-- START --
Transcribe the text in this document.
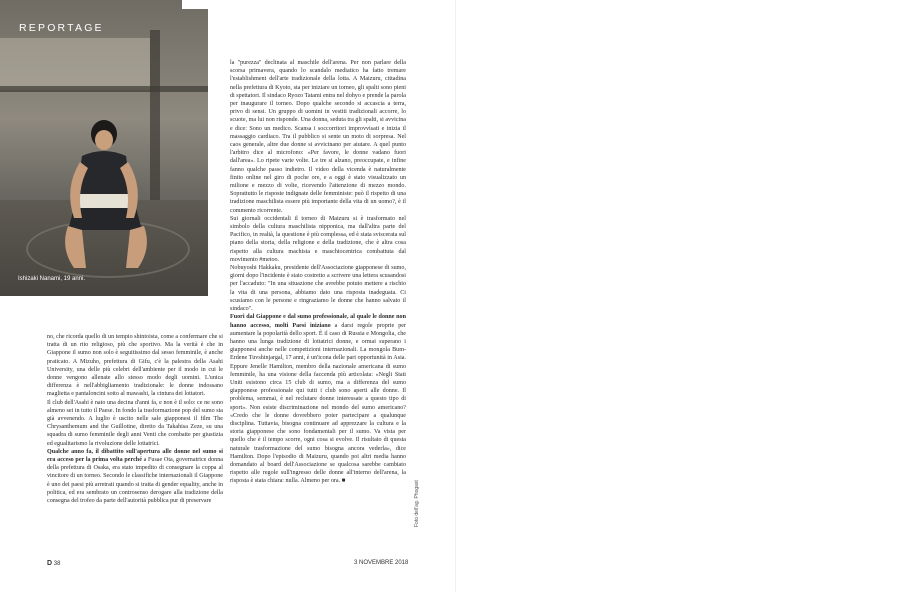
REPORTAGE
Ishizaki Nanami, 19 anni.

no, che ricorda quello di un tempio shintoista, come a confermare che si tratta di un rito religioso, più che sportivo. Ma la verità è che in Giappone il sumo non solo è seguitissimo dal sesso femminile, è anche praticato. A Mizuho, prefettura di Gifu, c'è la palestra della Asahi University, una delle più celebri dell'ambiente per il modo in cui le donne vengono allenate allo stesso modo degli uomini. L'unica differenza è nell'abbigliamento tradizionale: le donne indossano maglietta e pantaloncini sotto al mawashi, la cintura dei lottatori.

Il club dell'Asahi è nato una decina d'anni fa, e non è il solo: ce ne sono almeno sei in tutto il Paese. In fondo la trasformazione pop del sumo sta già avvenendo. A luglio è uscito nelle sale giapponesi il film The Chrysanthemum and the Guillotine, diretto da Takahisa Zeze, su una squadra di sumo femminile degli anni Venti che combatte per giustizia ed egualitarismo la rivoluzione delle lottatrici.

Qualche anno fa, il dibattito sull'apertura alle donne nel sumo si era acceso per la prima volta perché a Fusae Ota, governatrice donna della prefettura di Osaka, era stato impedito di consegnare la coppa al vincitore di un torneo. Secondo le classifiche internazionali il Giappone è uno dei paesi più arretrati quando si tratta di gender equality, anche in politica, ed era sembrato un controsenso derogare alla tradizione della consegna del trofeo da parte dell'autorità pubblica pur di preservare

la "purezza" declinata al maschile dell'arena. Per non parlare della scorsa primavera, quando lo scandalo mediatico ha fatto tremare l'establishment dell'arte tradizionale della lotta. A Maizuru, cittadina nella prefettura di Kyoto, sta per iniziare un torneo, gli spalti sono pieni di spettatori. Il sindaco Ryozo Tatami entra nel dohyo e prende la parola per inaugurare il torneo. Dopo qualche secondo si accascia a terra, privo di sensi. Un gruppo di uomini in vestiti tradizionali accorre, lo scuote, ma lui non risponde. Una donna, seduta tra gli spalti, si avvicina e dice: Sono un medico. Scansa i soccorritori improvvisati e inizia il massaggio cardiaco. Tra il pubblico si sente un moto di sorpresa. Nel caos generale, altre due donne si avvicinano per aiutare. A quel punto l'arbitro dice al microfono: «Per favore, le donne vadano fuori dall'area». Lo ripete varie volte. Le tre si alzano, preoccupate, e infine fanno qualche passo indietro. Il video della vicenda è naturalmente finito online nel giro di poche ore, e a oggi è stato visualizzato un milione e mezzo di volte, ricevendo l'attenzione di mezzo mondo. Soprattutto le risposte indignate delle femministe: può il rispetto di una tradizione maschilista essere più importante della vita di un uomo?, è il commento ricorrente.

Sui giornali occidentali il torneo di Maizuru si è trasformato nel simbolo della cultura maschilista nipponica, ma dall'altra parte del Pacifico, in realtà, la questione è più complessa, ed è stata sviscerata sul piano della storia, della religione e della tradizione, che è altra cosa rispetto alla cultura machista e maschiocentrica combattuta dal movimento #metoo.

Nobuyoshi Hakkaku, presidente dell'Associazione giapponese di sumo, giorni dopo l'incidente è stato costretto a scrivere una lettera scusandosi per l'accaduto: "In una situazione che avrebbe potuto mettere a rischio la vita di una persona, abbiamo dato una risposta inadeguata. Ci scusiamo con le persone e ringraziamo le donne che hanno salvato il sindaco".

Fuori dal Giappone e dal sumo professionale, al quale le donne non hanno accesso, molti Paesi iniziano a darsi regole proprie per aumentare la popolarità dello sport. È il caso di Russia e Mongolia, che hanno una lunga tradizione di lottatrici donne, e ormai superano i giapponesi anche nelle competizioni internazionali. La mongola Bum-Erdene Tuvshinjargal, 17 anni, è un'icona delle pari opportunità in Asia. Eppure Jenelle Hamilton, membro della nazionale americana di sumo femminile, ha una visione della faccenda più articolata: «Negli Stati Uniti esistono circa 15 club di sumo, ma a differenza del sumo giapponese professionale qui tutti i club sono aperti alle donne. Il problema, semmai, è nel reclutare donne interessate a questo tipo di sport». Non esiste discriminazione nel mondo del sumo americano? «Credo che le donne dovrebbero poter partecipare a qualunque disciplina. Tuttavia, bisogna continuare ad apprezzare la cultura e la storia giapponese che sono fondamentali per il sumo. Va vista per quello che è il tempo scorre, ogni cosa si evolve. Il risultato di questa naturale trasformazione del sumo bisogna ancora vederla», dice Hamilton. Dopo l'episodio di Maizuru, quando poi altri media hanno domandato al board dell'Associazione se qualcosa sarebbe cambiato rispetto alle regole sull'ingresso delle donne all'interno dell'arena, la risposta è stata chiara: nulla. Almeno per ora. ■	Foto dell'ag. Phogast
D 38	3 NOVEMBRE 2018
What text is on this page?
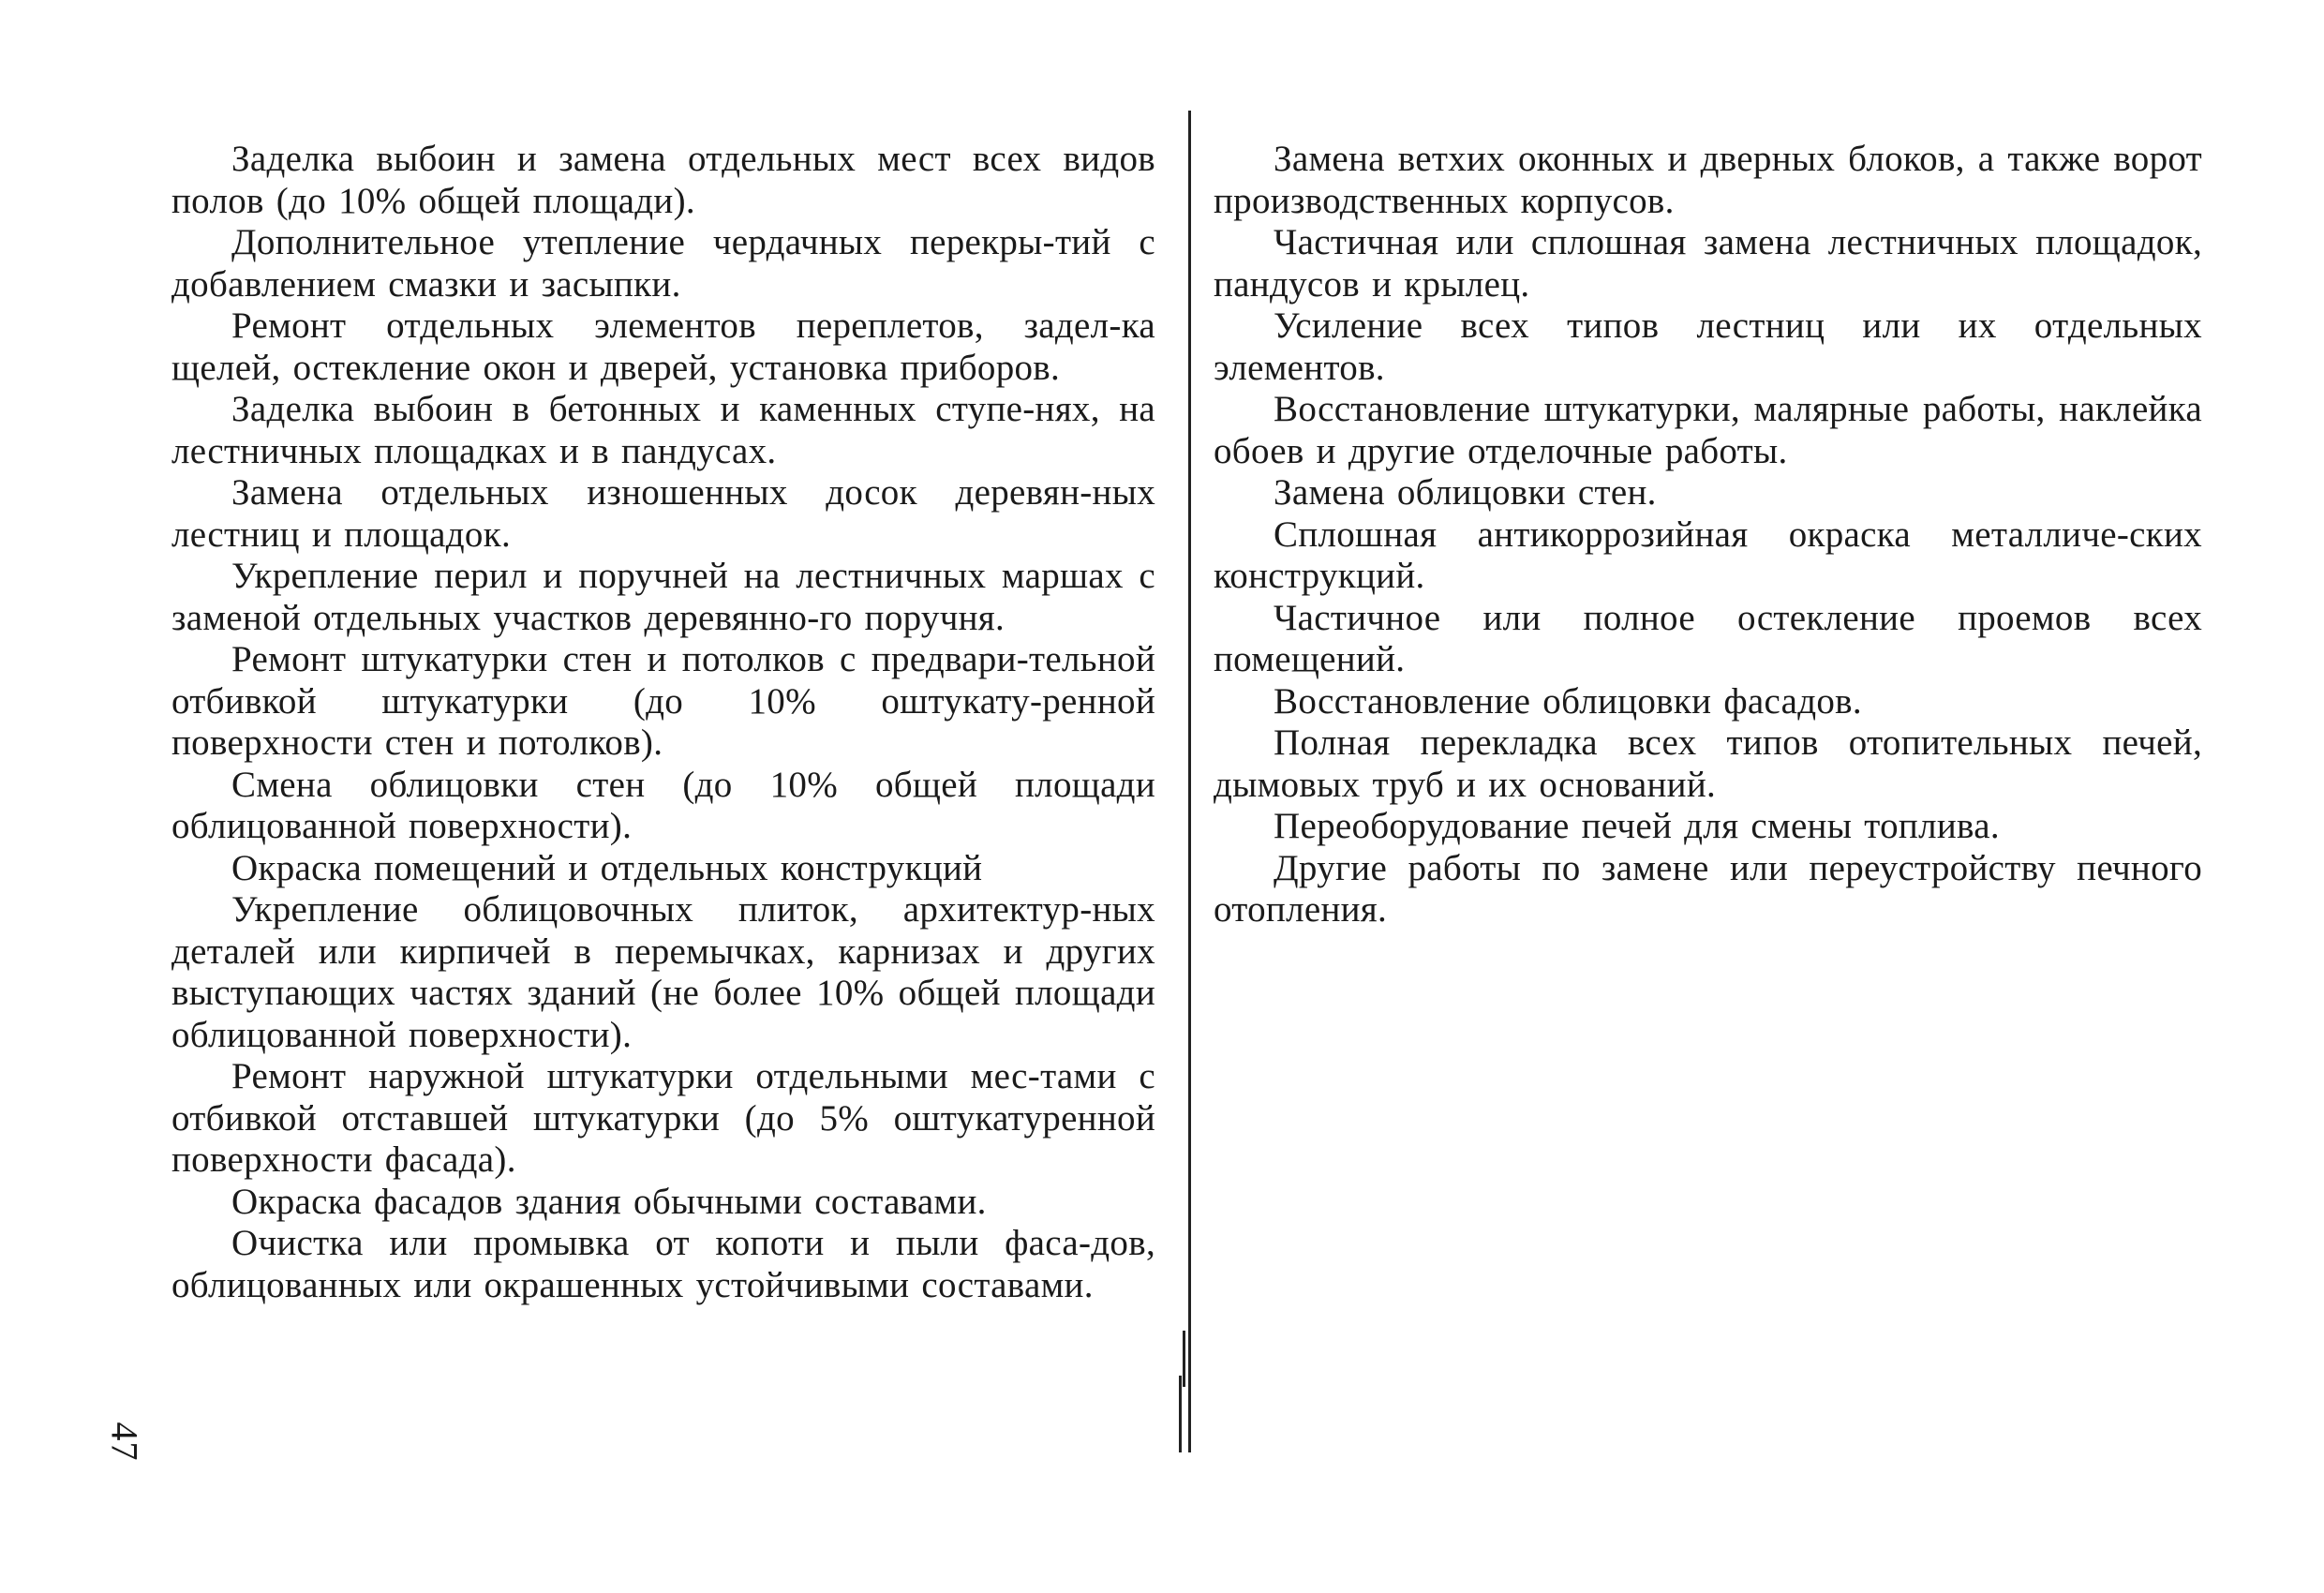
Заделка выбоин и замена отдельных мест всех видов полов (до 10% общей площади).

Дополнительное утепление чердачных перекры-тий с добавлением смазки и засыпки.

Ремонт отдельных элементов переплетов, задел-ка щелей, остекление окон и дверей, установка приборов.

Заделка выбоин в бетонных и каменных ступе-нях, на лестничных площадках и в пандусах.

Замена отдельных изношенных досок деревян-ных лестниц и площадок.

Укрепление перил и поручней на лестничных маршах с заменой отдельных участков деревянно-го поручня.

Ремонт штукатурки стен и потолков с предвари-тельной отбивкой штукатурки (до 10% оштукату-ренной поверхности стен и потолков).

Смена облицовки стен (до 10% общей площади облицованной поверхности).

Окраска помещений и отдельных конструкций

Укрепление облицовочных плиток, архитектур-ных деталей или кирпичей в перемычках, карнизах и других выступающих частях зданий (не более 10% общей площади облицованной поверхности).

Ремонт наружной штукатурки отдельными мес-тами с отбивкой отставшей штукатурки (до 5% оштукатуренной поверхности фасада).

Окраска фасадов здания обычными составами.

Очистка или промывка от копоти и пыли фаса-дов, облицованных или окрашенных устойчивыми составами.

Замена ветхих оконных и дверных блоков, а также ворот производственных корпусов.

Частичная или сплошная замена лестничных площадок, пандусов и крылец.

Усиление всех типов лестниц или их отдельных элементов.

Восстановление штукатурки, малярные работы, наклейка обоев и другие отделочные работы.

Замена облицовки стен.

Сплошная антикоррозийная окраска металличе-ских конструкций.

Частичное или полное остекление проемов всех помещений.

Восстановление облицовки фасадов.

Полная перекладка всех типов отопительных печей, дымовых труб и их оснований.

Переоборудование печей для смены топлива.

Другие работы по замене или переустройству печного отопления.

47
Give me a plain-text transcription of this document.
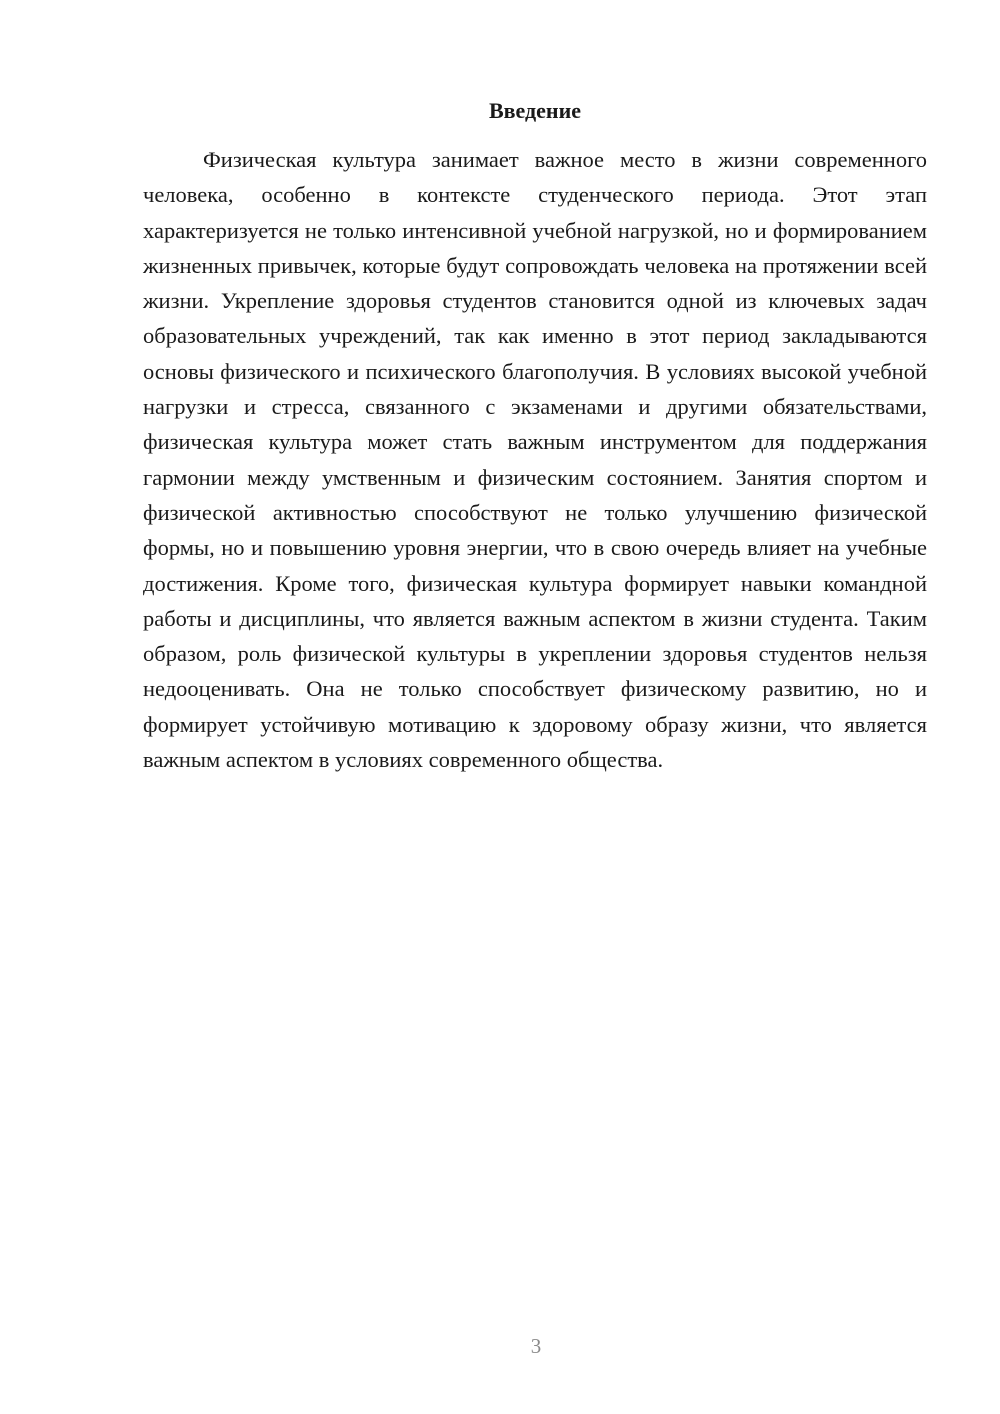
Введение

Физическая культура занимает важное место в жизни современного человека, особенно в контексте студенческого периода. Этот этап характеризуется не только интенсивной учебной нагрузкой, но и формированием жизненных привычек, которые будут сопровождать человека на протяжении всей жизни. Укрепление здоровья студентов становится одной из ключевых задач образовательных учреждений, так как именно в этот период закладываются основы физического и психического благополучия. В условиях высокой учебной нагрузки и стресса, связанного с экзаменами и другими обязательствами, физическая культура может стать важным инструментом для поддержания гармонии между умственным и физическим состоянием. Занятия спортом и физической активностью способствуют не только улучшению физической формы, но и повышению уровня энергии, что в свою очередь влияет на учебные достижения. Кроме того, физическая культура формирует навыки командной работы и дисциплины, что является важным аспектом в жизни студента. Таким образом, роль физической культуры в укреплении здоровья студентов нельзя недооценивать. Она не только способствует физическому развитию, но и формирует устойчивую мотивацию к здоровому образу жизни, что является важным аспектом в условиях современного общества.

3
-- END --
Extract all lines of the records above that include "text".

■ Worked solution ■
Transcribe the text in this document.
What text is on this page?
Give me a plain-text transcription of this document.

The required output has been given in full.